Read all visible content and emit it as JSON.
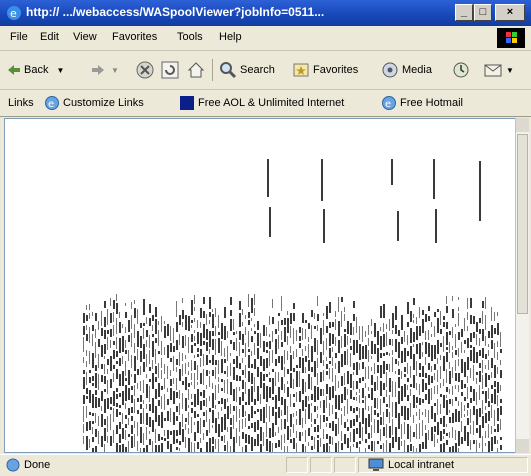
{
  "window": {
    "title": "http://          .../webaccess/WASpoolViewer?jobInfo=0511...",
    "buttons": {
      "minimize": "_",
      "maximize": "□",
      "close": "×"
    }
  },
  "menu": [
    "File",
    "Edit",
    "View",
    "Favorites",
    "Tools",
    "Help"
  ],
  "toolbar": {
    "back_label": "Back",
    "search_label": "Search",
    "favorites_label": "Favorites",
    "media_label": "Media"
  },
  "links": {
    "label": "Links",
    "items": [
      "Customize Links",
      "Free AOL & Unlimited Internet",
      "Free Hotmail"
    ]
  },
  "status": {
    "text": "Done",
    "zone": "Local intranet"
  },
  "colors": {
    "titlebar": "#1747b8",
    "chrome": "#ece9d8",
    "content_bg": "#ffffff"
  },
  "icons": [
    "ie-logo-icon",
    "back-arrow-icon",
    "forward-arrow-icon",
    "stop-icon",
    "refresh-icon",
    "home-icon",
    "search-icon",
    "favorites-icon",
    "media-icon",
    "history-icon",
    "mail-icon",
    "page-icon",
    "intranet-icon"
  ]
}
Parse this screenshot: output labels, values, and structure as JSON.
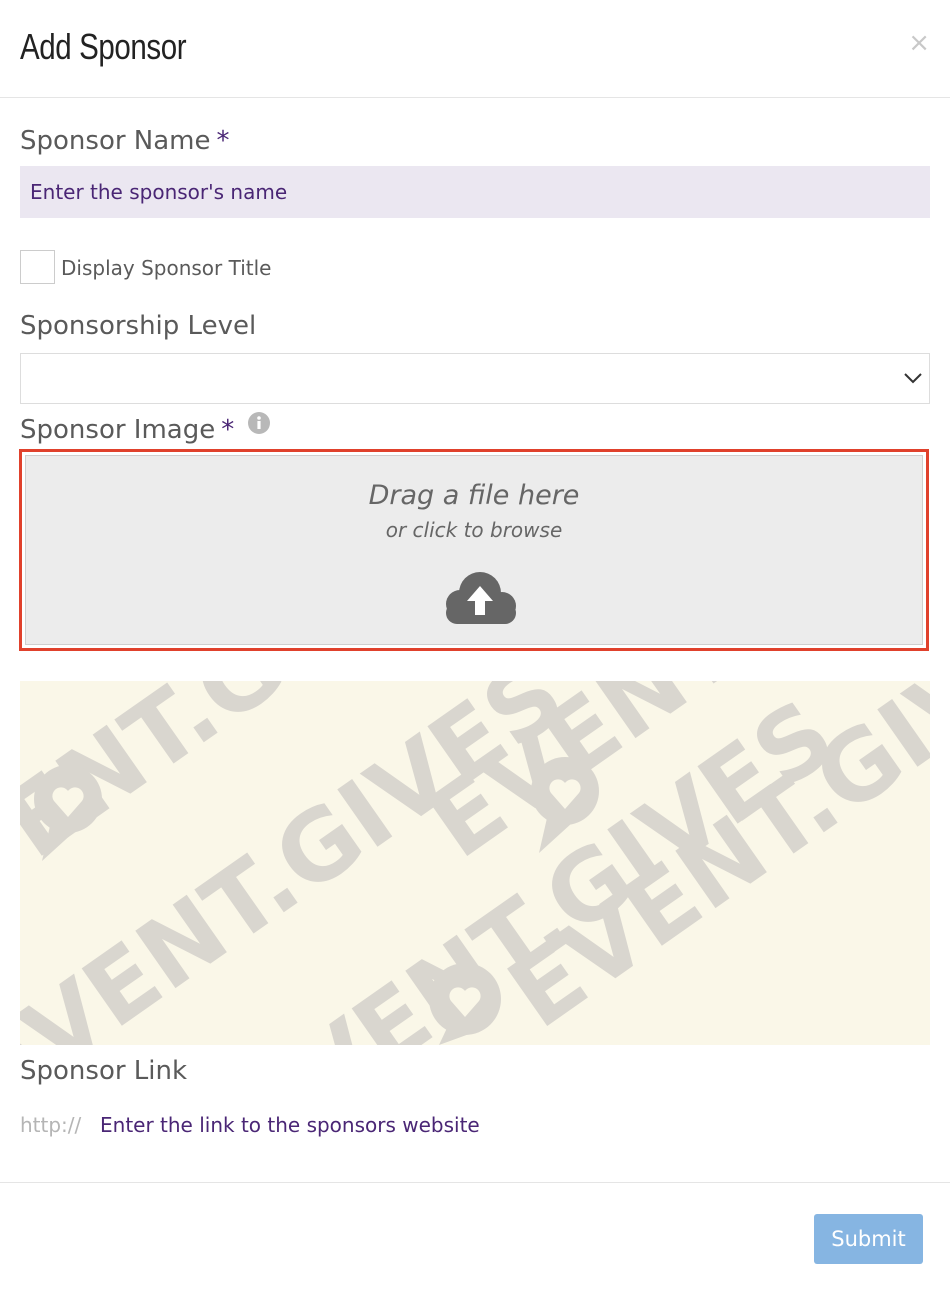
{
  "modal": {
    "title": "Add Sponsor",
    "close_symbol": "×"
  },
  "form": {
    "name": {
      "label": "Sponsor Name",
      "required_marker": "*",
      "placeholder": "Enter the sponsor's name"
    },
    "display_title": {
      "label": "Display Sponsor Title",
      "checked": false
    },
    "level": {
      "label": "Sponsorship Level",
      "selected": ""
    },
    "image": {
      "label": "Sponsor Image",
      "required_marker": "*",
      "info_icon": "info-circle-icon",
      "dropzone_title": "Drag a file here",
      "dropzone_subtitle": "or click to browse",
      "upload_icon": "cloud-upload-icon",
      "preview_watermark": "EVENT.GIVES"
    },
    "link": {
      "label": "Sponsor Link",
      "prefix": "http://",
      "placeholder": "Enter the link to the sponsors website"
    }
  },
  "footer": {
    "submit_label": "Submit"
  },
  "colors": {
    "accent": "#4a2675",
    "required": "#4a2675",
    "input_bg": "#ebe7f1",
    "dropzone_highlight": "#e0412c",
    "submit_bg": "#86b5e2",
    "preview_bg": "#faf7e8"
  }
}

==========

== Given problem ==
Extract exactly the lines above from the line containing "Parse this screenshot: output" through the last one, both ends included, but not the pictures.

== Final answer ==
Parse this screenshot: output labels, values, and structure as JSON.
{
  "modal": {
    "title": "Add Sponsor",
    "close_symbol": "×"
  },
  "form": {
    "name": {
      "label": "Sponsor Name",
      "required_marker": "*",
      "placeholder": "Enter the sponsor's name"
    },
    "display_title": {
      "label": "Display Sponsor Title",
      "checked": false
    },
    "level": {
      "label": "Sponsorship Level",
      "selected": ""
    },
    "image": {
      "label": "Sponsor Image",
      "required_marker": "*",
      "info_icon": "info-circle-icon",
      "dropzone_title": "Drag a file here",
      "dropzone_subtitle": "or click to browse",
      "upload_icon": "cloud-upload-icon",
      "preview_watermark": "EVENT.GIVES"
    },
    "link": {
      "label": "Sponsor Link",
      "prefix": "http://",
      "placeholder": "Enter the link to the sponsors website"
    }
  },
  "footer": {
    "submit_label": "Submit"
  },
  "colors": {
    "accent": "#4a2675",
    "required": "#4a2675",
    "input_bg": "#ebe7f1",
    "dropzone_highlight": "#e0412c",
    "submit_bg": "#86b5e2",
    "preview_bg": "#faf7e8"
  }
}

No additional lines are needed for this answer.